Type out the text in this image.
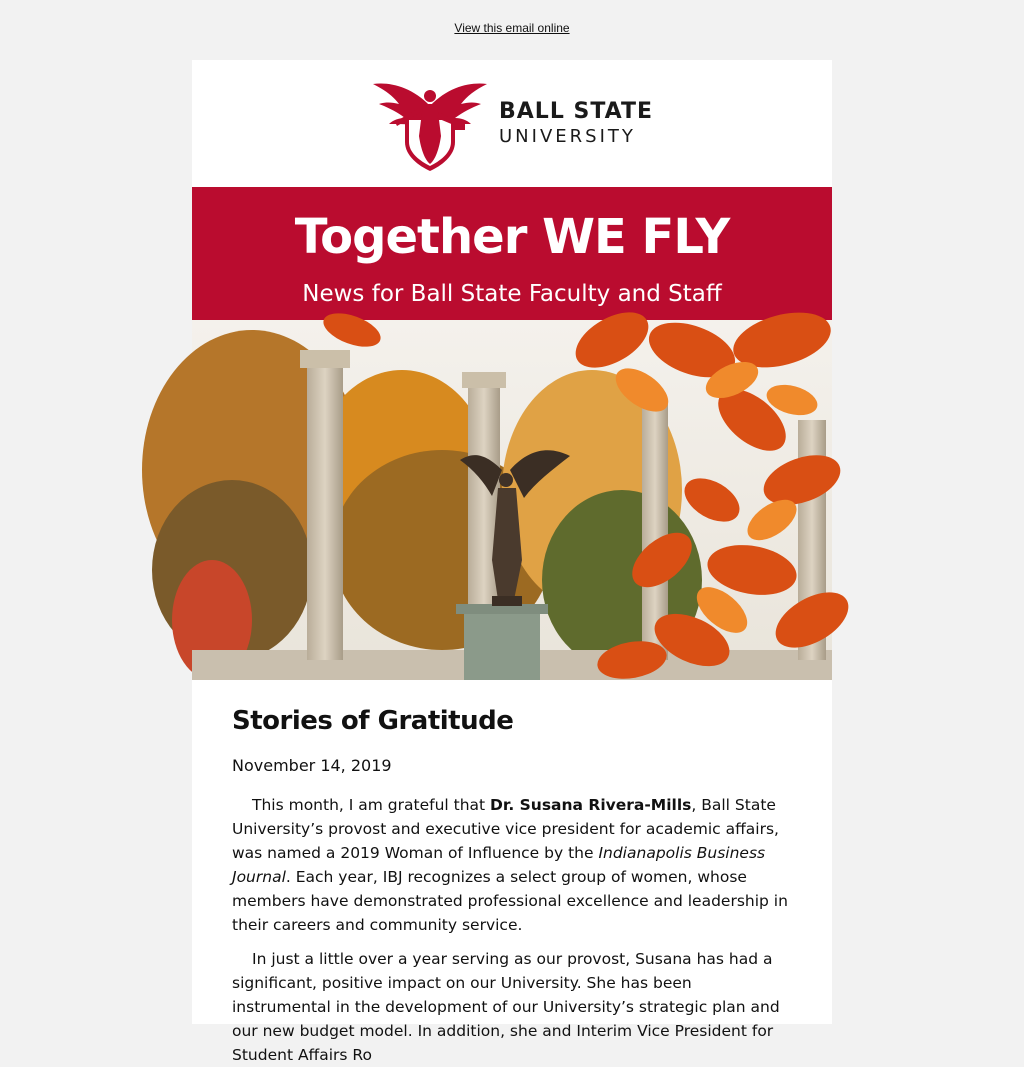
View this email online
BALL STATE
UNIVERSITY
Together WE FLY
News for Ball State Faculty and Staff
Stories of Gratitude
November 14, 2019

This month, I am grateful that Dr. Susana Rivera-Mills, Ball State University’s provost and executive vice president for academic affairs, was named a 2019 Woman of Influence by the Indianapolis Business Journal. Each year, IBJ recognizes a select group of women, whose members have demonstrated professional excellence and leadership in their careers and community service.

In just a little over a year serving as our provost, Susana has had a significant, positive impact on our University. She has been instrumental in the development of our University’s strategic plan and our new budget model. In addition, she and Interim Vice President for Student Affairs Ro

---

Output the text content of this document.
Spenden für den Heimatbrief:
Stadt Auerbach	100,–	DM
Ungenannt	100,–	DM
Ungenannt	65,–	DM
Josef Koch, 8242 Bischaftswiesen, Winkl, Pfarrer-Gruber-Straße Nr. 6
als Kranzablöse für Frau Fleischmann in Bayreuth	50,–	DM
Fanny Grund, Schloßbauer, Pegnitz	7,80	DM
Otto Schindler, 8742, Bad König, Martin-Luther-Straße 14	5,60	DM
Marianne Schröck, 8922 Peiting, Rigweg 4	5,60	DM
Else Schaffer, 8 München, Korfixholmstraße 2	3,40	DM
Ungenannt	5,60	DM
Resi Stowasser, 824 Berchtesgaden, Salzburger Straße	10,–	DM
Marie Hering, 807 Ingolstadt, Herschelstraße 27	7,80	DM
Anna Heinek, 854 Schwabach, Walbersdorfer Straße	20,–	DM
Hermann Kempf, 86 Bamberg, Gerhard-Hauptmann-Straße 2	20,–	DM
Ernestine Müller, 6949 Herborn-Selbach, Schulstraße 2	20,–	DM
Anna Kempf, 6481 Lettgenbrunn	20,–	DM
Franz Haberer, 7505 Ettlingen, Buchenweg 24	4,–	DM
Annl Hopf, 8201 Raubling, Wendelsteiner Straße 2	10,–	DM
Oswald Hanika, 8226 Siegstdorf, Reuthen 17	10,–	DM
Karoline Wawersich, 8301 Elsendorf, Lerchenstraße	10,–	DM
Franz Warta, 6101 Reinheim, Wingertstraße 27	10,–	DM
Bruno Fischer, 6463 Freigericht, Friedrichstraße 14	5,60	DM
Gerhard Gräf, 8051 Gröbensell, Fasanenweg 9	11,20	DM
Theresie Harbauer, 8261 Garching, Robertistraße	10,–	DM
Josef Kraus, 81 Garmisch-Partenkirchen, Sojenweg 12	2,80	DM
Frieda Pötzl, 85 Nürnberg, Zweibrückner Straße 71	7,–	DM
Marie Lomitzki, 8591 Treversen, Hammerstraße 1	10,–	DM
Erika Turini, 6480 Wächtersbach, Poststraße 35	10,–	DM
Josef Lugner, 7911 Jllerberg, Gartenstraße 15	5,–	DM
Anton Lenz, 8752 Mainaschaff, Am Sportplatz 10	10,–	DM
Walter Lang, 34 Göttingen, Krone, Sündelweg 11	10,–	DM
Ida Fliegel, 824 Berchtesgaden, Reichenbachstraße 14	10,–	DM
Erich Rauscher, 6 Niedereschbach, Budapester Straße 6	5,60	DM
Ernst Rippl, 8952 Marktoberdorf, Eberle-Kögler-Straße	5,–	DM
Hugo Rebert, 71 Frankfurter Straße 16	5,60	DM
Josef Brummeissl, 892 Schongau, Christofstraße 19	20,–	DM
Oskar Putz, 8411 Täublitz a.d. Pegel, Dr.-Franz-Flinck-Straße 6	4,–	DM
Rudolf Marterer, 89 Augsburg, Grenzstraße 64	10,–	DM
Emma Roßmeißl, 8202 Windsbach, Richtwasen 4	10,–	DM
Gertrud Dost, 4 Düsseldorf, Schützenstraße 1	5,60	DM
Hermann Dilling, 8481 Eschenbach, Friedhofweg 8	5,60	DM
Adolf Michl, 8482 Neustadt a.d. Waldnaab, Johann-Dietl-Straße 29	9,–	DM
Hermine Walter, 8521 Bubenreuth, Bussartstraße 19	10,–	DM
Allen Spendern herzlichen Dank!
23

==

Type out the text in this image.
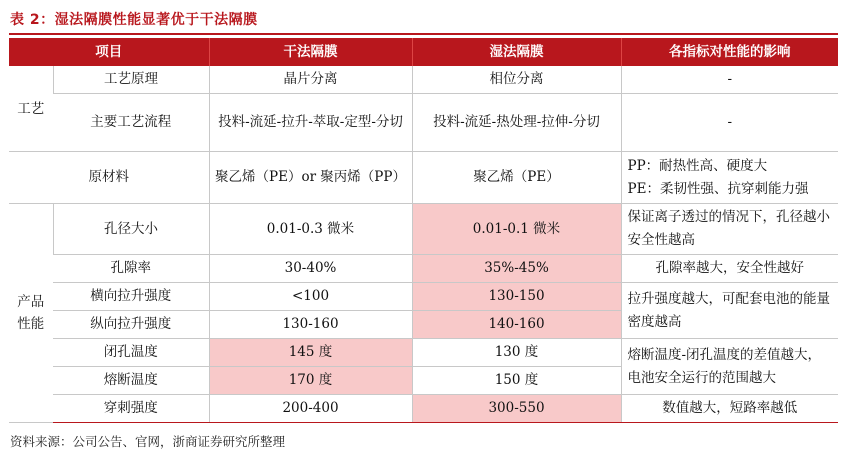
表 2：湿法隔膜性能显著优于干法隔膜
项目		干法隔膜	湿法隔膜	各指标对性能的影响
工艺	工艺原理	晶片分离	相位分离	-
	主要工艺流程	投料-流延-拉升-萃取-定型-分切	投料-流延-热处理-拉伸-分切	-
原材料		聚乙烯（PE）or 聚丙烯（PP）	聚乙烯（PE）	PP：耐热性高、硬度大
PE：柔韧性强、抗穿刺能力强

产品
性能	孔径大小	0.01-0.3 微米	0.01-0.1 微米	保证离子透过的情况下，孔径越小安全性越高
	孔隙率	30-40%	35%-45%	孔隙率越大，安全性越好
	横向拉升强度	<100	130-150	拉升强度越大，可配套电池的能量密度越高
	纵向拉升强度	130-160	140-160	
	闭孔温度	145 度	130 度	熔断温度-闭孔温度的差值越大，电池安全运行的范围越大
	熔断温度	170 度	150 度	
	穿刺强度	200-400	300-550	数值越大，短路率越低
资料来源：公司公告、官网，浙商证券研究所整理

_Given task_.
In the records above, find each line with the word "Anna" and copy it.

_Answer to the exercise_.
Anna Heinek, 854 Schwabach, Walbersdorfer Straße	20,–	DM
Anna Kempf, 6481 Lettgenbrunn	20,–	DM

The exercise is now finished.